Dataset items
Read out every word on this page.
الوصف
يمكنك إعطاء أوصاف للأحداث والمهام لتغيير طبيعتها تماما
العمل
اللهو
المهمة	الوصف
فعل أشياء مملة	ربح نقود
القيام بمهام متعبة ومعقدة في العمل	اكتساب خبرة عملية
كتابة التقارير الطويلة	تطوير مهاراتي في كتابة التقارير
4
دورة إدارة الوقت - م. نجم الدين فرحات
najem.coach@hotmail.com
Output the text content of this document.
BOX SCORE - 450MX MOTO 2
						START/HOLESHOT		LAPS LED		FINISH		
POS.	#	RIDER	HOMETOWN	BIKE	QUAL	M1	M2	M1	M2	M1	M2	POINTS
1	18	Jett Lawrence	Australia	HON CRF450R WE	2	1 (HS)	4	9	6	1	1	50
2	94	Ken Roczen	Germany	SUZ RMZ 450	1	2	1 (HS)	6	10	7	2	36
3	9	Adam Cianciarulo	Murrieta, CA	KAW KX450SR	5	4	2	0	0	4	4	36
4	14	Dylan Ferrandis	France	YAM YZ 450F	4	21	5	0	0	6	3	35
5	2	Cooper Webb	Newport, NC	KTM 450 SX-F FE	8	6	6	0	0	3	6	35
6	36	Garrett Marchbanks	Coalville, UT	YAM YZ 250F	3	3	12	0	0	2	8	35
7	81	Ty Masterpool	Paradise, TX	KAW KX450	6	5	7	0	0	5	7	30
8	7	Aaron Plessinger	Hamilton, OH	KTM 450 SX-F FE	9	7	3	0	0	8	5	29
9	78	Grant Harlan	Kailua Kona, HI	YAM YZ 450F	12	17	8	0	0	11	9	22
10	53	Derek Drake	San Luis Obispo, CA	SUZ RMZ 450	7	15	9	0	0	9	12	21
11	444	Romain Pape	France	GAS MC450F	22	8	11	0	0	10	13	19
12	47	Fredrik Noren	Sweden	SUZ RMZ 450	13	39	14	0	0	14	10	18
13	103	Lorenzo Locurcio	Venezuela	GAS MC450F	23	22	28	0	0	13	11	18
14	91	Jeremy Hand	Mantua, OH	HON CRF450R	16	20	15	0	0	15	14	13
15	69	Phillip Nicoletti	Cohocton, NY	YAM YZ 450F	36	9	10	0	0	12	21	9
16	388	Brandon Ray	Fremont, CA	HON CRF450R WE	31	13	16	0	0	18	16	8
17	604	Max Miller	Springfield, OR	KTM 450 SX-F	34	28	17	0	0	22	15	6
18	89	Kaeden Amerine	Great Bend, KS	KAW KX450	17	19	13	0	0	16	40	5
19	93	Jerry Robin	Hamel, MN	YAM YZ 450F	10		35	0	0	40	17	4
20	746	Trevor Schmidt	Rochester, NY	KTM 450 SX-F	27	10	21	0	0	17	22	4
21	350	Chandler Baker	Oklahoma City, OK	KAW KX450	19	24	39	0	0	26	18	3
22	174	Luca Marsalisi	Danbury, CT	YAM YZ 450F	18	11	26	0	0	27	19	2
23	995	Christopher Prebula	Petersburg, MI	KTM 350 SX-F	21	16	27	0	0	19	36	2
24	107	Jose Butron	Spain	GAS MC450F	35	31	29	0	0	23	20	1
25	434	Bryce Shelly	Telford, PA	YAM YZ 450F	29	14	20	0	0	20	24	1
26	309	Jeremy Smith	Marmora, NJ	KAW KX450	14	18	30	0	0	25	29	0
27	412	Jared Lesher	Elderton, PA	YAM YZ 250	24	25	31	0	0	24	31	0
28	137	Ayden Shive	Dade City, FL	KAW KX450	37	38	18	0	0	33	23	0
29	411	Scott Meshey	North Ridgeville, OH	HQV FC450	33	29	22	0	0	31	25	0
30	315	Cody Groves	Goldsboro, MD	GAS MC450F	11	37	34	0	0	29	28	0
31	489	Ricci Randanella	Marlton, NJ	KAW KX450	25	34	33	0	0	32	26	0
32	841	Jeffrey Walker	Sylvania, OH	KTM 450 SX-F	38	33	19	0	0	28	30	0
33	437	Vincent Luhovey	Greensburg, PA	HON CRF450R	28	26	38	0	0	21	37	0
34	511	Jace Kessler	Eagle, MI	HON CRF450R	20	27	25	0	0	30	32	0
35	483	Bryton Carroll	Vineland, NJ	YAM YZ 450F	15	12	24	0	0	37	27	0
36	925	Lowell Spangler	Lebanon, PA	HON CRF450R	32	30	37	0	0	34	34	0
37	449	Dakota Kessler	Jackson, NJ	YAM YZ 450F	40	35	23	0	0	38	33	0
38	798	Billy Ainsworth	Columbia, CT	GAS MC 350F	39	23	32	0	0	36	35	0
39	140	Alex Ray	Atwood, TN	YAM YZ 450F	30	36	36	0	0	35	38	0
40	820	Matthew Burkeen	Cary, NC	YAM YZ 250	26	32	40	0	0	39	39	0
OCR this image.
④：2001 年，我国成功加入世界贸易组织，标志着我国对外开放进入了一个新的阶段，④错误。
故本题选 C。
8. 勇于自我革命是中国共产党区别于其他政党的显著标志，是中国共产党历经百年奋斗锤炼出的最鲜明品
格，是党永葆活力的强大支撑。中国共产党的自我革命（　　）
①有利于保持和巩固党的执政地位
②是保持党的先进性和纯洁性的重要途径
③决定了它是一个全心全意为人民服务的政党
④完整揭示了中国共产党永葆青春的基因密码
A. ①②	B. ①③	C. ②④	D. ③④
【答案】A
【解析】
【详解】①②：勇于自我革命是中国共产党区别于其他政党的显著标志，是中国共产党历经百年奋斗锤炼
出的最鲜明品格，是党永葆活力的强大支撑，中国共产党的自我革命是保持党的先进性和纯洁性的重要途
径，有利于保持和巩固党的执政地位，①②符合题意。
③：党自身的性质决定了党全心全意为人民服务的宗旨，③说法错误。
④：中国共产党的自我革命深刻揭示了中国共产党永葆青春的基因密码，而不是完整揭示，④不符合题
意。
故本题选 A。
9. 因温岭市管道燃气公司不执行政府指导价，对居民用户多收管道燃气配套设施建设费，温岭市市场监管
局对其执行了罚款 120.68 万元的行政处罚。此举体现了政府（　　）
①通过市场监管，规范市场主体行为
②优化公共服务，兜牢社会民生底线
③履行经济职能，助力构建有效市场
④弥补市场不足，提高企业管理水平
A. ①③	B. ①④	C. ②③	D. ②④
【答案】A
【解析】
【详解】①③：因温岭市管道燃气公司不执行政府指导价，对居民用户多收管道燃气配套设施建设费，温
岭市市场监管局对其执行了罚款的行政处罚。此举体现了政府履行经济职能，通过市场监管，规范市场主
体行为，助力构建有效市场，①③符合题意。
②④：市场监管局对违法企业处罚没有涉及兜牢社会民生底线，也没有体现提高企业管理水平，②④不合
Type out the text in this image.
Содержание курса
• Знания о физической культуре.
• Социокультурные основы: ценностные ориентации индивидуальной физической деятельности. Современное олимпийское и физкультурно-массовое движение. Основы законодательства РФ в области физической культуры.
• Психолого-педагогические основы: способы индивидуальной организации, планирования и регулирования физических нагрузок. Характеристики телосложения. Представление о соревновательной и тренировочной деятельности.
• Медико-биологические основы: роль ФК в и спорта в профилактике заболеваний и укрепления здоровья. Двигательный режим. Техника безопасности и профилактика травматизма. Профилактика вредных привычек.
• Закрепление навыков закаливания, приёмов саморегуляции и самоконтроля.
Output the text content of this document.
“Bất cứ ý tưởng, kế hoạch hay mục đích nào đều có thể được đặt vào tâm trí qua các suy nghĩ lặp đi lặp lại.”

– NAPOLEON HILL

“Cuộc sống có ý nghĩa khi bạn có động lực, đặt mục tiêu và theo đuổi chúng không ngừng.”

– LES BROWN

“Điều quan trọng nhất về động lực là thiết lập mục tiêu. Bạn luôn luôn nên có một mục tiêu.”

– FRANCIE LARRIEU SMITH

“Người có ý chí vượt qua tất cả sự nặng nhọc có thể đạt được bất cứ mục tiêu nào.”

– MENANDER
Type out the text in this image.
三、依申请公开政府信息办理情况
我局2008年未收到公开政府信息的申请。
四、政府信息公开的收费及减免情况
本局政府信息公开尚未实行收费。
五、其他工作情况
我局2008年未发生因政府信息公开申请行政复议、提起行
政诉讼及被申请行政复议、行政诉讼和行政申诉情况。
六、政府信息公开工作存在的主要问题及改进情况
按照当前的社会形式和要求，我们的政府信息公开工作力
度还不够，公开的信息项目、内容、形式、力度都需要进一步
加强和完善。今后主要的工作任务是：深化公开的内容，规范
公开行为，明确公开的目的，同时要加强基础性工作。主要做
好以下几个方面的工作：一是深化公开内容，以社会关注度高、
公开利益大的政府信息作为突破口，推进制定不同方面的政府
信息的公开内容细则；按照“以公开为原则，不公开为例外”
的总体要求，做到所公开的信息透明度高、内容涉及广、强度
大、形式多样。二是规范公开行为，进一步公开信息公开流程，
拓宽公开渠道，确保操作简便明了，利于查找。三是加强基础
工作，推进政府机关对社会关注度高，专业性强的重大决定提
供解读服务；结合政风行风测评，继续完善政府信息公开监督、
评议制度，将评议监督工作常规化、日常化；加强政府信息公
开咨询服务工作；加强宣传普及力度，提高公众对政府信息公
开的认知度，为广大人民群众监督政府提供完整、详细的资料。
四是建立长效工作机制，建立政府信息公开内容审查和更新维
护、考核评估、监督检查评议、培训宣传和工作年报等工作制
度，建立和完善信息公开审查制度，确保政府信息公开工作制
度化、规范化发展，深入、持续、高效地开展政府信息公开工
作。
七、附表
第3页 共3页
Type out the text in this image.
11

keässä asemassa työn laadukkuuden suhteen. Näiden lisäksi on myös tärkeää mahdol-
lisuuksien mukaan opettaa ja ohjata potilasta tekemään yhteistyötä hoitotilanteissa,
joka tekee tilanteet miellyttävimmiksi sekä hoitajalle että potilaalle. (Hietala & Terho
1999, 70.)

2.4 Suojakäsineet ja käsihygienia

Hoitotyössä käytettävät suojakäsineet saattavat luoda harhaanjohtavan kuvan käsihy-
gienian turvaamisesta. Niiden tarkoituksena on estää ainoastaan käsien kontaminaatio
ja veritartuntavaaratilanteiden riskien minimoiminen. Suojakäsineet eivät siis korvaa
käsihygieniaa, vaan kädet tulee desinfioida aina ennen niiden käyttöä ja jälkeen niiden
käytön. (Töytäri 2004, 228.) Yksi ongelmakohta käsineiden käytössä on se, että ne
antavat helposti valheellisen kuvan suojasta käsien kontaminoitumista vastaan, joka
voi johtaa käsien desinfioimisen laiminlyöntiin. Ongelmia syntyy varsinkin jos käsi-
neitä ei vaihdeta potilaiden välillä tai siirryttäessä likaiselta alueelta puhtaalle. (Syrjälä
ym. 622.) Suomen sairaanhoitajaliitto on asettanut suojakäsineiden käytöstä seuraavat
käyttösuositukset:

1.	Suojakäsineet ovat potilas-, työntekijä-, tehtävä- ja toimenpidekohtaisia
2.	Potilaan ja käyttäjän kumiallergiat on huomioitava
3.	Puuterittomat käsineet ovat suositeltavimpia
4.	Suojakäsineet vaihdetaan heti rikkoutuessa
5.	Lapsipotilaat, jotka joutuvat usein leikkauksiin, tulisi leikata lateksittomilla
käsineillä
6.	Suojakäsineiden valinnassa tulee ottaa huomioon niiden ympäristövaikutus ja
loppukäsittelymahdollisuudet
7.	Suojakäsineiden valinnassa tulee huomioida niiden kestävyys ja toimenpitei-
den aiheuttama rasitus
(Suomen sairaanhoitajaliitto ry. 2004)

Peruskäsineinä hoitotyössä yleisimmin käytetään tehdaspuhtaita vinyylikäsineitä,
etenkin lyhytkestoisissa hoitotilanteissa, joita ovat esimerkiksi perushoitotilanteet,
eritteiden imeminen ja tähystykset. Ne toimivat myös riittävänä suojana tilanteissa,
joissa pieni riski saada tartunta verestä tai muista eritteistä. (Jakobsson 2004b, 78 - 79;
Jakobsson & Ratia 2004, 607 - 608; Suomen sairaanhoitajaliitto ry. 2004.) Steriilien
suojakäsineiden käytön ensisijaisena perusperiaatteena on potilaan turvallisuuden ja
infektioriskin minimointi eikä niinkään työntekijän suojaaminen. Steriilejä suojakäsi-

*Exercise directions*:
Scan the material above for the string "sairaanhoitajaliitto" and return the lines that hold it.

*Reply*:
ym. 622.) Suomen sairaanhoitajaliitto on asettanut suojakäsineiden käytöstä seuraavat
(Suomen sairaanhoitajaliitto ry. 2004)
Jakobsson & Ratia 2004, 607 - 608; Suomen sairaanhoitajaliitto ry. 2004.) Steriilien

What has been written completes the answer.